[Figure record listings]

======

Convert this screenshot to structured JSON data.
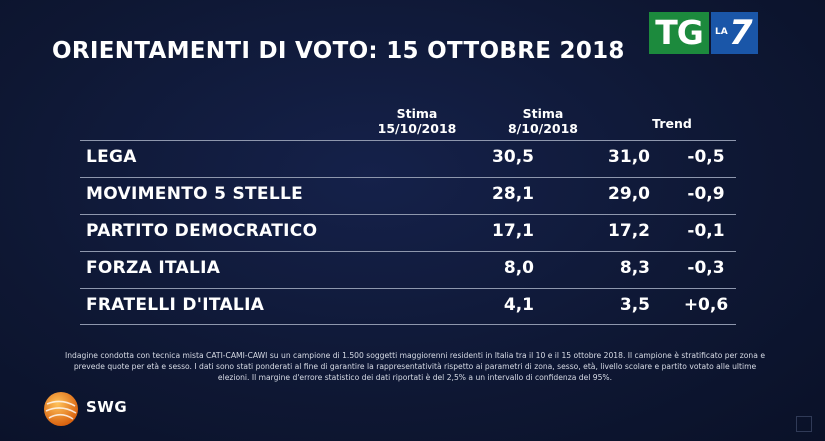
{
  "title": "ORIENTAMENTI DI VOTO: 15 OTTOBRE 2018",
  "logo": {
    "tg": "TG",
    "la": "LA",
    "seven": "7",
    "tg_color": "#1c8a3d",
    "la7_color": "#1a56a8"
  },
  "headers": {
    "col1_line1": "Stima",
    "col1_line2": "15/10/2018",
    "col2_line1": "Stima",
    "col2_line2": "8/10/2018",
    "col3": "Trend"
  },
  "rows": [
    {
      "party": "LEGA",
      "stima_15": "30,5",
      "stima_8": "31,0",
      "trend": "-0,5"
    },
    {
      "party": "MOVIMENTO 5 STELLE",
      "stima_15": "28,1",
      "stima_8": "29,0",
      "trend": "-0,9"
    },
    {
      "party": "PARTITO DEMOCRATICO",
      "stima_15": "17,1",
      "stima_8": "17,2",
      "trend": "-0,1"
    },
    {
      "party": "FORZA ITALIA",
      "stima_15": "8,0",
      "stima_8": "8,3",
      "trend": "-0,3"
    },
    {
      "party": "FRATELLI D'ITALIA",
      "stima_15": "4,1",
      "stima_8": "3,5",
      "trend": "+0,6"
    }
  ],
  "note": "Indagine condotta con tecnica mista CATI-CAMI-CAWI su un campione di 1.500 soggetti maggiorenni residenti in Italia tra il 10 e il 15 ottobre 2018. Il campione è stratificato per zona e prevede quote per età e sesso. I dati sono stati ponderati al fine di garantire la rappresentatività rispetto ai parametri di zona, sesso, età, livello scolare e partito votato alle ultime elezioni. Il margine d'errore statistico dei dati riportati è del 2,5% a un intervallo di confidenza del 95%.",
  "source_logo": {
    "text": "SWG",
    "color": "#f08a24"
  },
  "chart_data": {
    "type": "table",
    "title": "ORIENTAMENTI DI VOTO: 15 OTTOBRE 2018",
    "columns": [
      "Stima 15/10/2018",
      "Stima 8/10/2018",
      "Trend"
    ],
    "categories": [
      "LEGA",
      "MOVIMENTO 5 STELLE",
      "PARTITO DEMOCRATICO",
      "FORZA ITALIA",
      "FRATELLI D'ITALIA"
    ],
    "series": [
      {
        "name": "Stima 15/10/2018",
        "values": [
          30.5,
          28.1,
          17.1,
          8.0,
          4.1
        ]
      },
      {
        "name": "Stima 8/10/2018",
        "values": [
          31.0,
          29.0,
          17.2,
          8.3,
          3.5
        ]
      },
      {
        "name": "Trend",
        "values": [
          -0.5,
          -0.9,
          -0.1,
          -0.3,
          0.6
        ]
      }
    ]
  }
}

======

Reproduce all of the material above word for word. Omit the pictures.

Convert this screenshot to structured JSON data.
{
  "title": "ORIENTAMENTI DI VOTO: 15 OTTOBRE 2018",
  "logo": {
    "tg": "TG",
    "la": "LA",
    "seven": "7",
    "tg_color": "#1c8a3d",
    "la7_color": "#1a56a8"
  },
  "headers": {
    "col1_line1": "Stima",
    "col1_line2": "15/10/2018",
    "col2_line1": "Stima",
    "col2_line2": "8/10/2018",
    "col3": "Trend"
  },
  "rows": [
    {
      "party": "LEGA",
      "stima_15": "30,5",
      "stima_8": "31,0",
      "trend": "-0,5"
    },
    {
      "party": "MOVIMENTO 5 STELLE",
      "stima_15": "28,1",
      "stima_8": "29,0",
      "trend": "-0,9"
    },
    {
      "party": "PARTITO DEMOCRATICO",
      "stima_15": "17,1",
      "stima_8": "17,2",
      "trend": "-0,1"
    },
    {
      "party": "FORZA ITALIA",
      "stima_15": "8,0",
      "stima_8": "8,3",
      "trend": "-0,3"
    },
    {
      "party": "FRATELLI D'ITALIA",
      "stima_15": "4,1",
      "stima_8": "3,5",
      "trend": "+0,6"
    }
  ],
  "note": "Indagine condotta con tecnica mista CATI-CAMI-CAWI su un campione di 1.500 soggetti maggiorenni residenti in Italia tra il 10 e il 15 ottobre 2018. Il campione è stratificato per zona e prevede quote per età e sesso. I dati sono stati ponderati al fine di garantire la rappresentatività rispetto ai parametri di zona, sesso, età, livello scolare e partito votato alle ultime elezioni. Il margine d'errore statistico dei dati riportati è del 2,5% a un intervallo di confidenza del 95%.",
  "source_logo": {
    "text": "SWG",
    "color": "#f08a24"
  },
  "chart_data": {
    "type": "table",
    "title": "ORIENTAMENTI DI VOTO: 15 OTTOBRE 2018",
    "columns": [
      "Stima 15/10/2018",
      "Stima 8/10/2018",
      "Trend"
    ],
    "categories": [
      "LEGA",
      "MOVIMENTO 5 STELLE",
      "PARTITO DEMOCRATICO",
      "FORZA ITALIA",
      "FRATELLI D'ITALIA"
    ],
    "series": [
      {
        "name": "Stima 15/10/2018",
        "values": [
          30.5,
          28.1,
          17.1,
          8.0,
          4.1
        ]
      },
      {
        "name": "Stima 8/10/2018",
        "values": [
          31.0,
          29.0,
          17.2,
          8.3,
          3.5
        ]
      },
      {
        "name": "Trend",
        "values": [
          -0.5,
          -0.9,
          -0.1,
          -0.3,
          0.6
        ]
      }
    ]
  }
}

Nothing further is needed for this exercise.